* **Data records**
====================
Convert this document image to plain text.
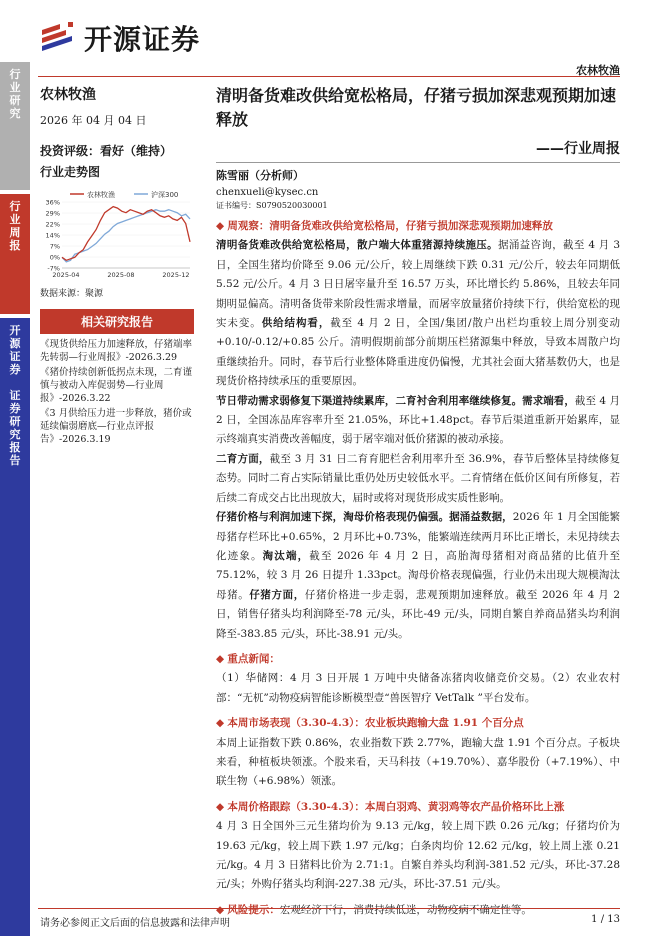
开源证券
农林牧渔
行
业
研
究
行
业
周
报
开
源
证
券

证
券
研
究
报
告
农林牧渔
2026 年 04 月 04 日
投资评级：看好（维持）
行业走势图
农林牧渔	沪深300
36%
29%
22%
14%
7%
0%
-7%
2025-04	2025-08	2025-12
数据来源：聚源
相关研究报告
《现货供给压力加速释放，仔猪端率先转弱—行业周报》-2026.3.29
《猪价持续创新低拐点未现，二育谨慎与被动入库促弱势—行业周报》-2026.3.22
《3 月供给压力进一步释放，猪价或延续偏弱磨底—行业点评报告》-2026.3.19
清明备货难改供给宽松格局，仔猪亏损加深悲观预期加速释放
——行业周报
陈雪丽（分析师）
chenxueli@kysec.cn
证书编号：S0790520030001
◆ 周观察：清明备货难改供给宽松格局，仔猪亏损加深悲观预期加速释放
清明备货难改供给宽松格局，散户端大体重猪源持续施压。据涌益咨询，截至 4 月 3 日，全国生猪均价降至 9.06 元/公斤，较上周继续下跌 0.31 元/公斤，较去年同期低 5.52 元/公斤。4 月 3 日日屠宰量升至 16.57 万头，环比增长约 5.86%，且较去年同期明显偏高。清明备货带来阶段性需求增量，而屠宰放量猪价持续下行，供给宽松的现实未变。供给结构看，截至 4 月 2 日，全国/集团/散户出栏均重较上周分别变动+0.10/-0.12/+0.85 公斤。清明假期前部分前期压栏猪源集中释放，导致本周散户均重继续抬升。同时，春节后行业整体降重进度仍偏慢，尤其社会面大猪基数仍大，也是现货价格持续承压的重要原因。
节日带动需求弱修复下渠道持续累库，二育衬舍利用率继续修复。需求端看，截至 4 月 2 日，全国冻品库容率升至 21.05%，环比+1.48pct。春节后渠道重新开始累库，显示终端真实消费改善幅度，弱于屠宰端对低价猪源的被动承接。
二育方面，截至 3 月 31 日二育育肥栏舍利用率升至 36.9%，春节后整体呈持续修复态势。同时二育占实际销量比重仍处历史较低水平。二育情绪在低价区间有所修复，若后续二育成交占比出现放大，届时或将对现货形成实质性影响。
仔猪价格与利润加速下探，淘母价格表现仍偏强。据涌益数据，2026 年 1 月全国能繁母猪存栏环比+0.65%，2 月环比+0.73%，能繁端连续两月环比正增长，未见持续去化迹象。淘汰端，截至 2026 年 4 月 2 日，高胎淘母猪相对商品猪的比值升至 75.12%，较 3 月 26 日提升 1.33pct。淘母价格表现偏强，行业仍未出现大规模淘汰母猪。仔猪方面，仔猪价格进一步走弱，悲观预期加速释放。截至 2026 年 4 月 2 日，销售仔猪头均利润降至-78 元/头，环比-49 元/头，同期自繁自养商品猪头均利润降至-383.85 元/头，环比-38.91 元/头。
◆ 重点新闻：
（1）华储网：4 月 3 日开展 1 万吨中央储备冻猪肉收储竞价交易。（2）农业农村部：“无杌”动物疫病智能诊断模型壹“兽医智疗 VetTalk ”平台发布。
◆ 本周市场表现（3.30-4.3）：农业板块跑输大盘 1.91 个百分点
本周上证指数下跌 0.86%，农业指数下跌 2.77%，跑输大盘 1.91 个百分点。子板块来看，种植板块领涨。个股来看，天马科技（+19.70%）、嘉华股份（+7.19%）、中联生物（+6.98%）领涨。
◆ 本周价格跟踪（3.30-4.3）：本周白羽鸡、黄羽鸡等农产品价格环比上涨
4 月 3 日全国外三元生猪均价为 9.13 元/kg，较上周下跌 0.26 元/kg；仔猪均价为 19.63 元/kg，较上周下跌 1.97 元/kg；白条肉均价 12.62 元/kg，较上周上涨 0.21 元/kg。4 月 3 日猪料比价为 2.71:1。自繁自养头均利润-381.52 元/头，环比-37.28 元/头；外购仔猪头均利润-227.38 元/头，环比-37.51 元/头。
◆ 风险提示：宏观经济下行，消费持续低迷，动物疫病不确定性等。
请务必参阅正文后面的信息披露和法律声明	1 / 13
====================
* **Objective**
State how many lines of the entries above include the word "个百分点", offering no text other than the number.

* **Exercise response**
2